Extracted data entries
## start
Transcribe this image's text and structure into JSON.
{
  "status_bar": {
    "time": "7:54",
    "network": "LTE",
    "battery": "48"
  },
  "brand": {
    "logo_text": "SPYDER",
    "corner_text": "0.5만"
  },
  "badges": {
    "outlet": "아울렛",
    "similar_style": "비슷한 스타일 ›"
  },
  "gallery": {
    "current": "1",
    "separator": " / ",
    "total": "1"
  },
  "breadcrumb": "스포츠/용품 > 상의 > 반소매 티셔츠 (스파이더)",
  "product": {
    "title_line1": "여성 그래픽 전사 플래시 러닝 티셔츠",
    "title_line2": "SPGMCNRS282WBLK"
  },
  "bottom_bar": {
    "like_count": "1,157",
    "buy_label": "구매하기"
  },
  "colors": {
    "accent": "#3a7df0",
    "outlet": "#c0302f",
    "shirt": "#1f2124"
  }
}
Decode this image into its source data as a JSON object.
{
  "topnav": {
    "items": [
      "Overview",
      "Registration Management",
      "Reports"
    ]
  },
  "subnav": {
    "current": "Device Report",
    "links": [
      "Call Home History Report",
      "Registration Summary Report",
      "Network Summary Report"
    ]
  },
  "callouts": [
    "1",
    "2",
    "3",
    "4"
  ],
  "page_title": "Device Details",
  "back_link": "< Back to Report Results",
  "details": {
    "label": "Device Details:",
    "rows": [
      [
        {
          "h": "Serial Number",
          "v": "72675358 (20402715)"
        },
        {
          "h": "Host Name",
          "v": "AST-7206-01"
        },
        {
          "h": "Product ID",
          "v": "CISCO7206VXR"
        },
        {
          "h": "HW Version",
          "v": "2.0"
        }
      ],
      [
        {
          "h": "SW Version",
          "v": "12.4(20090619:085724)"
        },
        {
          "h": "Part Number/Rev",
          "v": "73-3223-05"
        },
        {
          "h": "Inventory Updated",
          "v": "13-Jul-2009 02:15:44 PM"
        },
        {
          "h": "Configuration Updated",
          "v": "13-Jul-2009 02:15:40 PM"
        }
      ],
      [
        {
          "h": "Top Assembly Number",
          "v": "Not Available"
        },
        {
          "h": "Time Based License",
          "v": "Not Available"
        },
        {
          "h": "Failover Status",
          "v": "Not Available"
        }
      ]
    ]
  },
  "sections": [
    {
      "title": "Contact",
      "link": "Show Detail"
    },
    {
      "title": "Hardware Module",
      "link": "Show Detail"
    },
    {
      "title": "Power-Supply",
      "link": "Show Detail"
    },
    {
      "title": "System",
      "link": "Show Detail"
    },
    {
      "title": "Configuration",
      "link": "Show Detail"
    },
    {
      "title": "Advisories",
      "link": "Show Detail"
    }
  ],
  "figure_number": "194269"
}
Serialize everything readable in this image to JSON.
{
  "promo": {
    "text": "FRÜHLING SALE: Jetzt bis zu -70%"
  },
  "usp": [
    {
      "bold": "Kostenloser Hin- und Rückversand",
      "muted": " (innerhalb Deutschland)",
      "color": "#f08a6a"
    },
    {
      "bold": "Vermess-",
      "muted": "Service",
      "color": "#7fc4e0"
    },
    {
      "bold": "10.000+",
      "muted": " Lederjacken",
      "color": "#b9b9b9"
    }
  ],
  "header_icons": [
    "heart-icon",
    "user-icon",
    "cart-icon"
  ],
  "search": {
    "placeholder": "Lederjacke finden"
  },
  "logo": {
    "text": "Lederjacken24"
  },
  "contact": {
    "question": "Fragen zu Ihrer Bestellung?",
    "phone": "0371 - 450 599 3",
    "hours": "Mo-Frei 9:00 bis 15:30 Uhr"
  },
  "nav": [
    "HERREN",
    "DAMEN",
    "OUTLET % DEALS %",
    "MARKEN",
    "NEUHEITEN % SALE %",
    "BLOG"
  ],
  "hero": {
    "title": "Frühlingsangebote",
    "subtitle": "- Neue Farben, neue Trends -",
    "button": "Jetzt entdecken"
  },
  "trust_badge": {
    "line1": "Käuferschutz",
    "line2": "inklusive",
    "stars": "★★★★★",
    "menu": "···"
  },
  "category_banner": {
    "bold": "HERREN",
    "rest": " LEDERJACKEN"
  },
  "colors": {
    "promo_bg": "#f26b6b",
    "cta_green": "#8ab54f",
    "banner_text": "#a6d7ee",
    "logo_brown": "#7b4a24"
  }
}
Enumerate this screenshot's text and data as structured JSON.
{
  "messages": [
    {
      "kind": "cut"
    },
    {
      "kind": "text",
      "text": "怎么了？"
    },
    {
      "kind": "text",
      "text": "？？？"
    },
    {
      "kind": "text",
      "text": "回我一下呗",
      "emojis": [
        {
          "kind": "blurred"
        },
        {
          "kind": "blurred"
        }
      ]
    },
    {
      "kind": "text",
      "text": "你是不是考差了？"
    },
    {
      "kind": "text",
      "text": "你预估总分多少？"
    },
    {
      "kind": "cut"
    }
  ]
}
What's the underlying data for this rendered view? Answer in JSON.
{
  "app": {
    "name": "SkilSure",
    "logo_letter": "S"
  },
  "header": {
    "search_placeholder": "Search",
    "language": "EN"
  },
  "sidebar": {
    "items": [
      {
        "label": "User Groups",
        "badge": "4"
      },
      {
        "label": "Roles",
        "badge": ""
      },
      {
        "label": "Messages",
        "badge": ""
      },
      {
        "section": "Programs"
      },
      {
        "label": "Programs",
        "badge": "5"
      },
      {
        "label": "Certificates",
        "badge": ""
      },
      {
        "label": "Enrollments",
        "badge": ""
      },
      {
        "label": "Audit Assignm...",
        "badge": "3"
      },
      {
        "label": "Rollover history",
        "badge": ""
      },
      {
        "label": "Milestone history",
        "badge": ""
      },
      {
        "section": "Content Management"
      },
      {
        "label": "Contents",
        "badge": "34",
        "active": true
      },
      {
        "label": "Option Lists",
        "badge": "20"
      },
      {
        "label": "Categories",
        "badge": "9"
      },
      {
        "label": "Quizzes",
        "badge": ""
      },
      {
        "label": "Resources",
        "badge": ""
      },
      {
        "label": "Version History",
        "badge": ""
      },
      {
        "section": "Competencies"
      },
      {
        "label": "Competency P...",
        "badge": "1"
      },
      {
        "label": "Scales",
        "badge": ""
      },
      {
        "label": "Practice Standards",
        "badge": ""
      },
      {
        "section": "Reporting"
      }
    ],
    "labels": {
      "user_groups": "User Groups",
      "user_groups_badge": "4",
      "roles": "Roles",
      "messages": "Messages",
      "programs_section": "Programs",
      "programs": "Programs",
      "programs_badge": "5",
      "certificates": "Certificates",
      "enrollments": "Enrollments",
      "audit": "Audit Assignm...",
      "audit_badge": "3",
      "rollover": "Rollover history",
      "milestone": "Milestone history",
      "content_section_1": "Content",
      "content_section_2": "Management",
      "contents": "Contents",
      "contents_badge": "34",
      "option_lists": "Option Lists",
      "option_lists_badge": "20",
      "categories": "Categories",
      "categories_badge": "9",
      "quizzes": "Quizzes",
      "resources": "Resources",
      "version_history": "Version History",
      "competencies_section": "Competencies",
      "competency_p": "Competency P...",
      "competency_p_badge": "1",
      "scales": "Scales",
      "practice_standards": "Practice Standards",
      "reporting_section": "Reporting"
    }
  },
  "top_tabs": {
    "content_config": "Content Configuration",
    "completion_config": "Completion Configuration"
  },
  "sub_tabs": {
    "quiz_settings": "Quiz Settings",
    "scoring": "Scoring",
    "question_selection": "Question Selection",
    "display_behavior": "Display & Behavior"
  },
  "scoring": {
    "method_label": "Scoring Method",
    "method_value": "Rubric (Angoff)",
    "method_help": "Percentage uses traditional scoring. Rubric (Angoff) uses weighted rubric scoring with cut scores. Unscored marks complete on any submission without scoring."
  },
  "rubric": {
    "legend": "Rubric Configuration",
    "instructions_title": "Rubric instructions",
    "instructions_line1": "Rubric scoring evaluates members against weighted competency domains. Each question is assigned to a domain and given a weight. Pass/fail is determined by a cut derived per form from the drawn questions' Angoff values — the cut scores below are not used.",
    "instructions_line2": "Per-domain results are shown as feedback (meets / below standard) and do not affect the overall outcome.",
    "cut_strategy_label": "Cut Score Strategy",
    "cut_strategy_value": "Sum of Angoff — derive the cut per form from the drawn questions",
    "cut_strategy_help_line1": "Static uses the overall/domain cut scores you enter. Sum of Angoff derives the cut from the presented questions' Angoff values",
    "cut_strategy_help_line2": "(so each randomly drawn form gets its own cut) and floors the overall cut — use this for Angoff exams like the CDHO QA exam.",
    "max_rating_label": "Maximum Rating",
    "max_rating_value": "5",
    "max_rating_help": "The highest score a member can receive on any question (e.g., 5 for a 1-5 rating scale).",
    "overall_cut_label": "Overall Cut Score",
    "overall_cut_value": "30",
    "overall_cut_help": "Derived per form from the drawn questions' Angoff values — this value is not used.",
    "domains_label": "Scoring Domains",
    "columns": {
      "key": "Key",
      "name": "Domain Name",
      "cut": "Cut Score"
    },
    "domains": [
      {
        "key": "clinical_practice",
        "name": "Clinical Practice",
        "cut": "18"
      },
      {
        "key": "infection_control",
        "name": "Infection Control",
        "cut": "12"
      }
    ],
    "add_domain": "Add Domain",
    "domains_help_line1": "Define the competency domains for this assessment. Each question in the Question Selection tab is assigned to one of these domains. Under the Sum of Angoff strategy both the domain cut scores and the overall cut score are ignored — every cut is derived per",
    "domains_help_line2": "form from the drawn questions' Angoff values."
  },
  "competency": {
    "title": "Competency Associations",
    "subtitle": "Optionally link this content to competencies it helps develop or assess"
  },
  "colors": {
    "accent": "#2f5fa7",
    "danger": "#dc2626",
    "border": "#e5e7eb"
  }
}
## end
■ Exercise objective
Using the records above, copy every line that has the word "uses" in it.

■ Result of the exercise
    "method_help": "Percentage uses traditional scoring. Rubric (Angoff) uses weighted rubric scoring with cut scores. Unscored marks complete on any submission without scoring."
    "cut_strategy_help_line1": "Static uses the overall/domain cut scores you enter. Sum of Angoff derives the cut from the presented questions' Angoff values",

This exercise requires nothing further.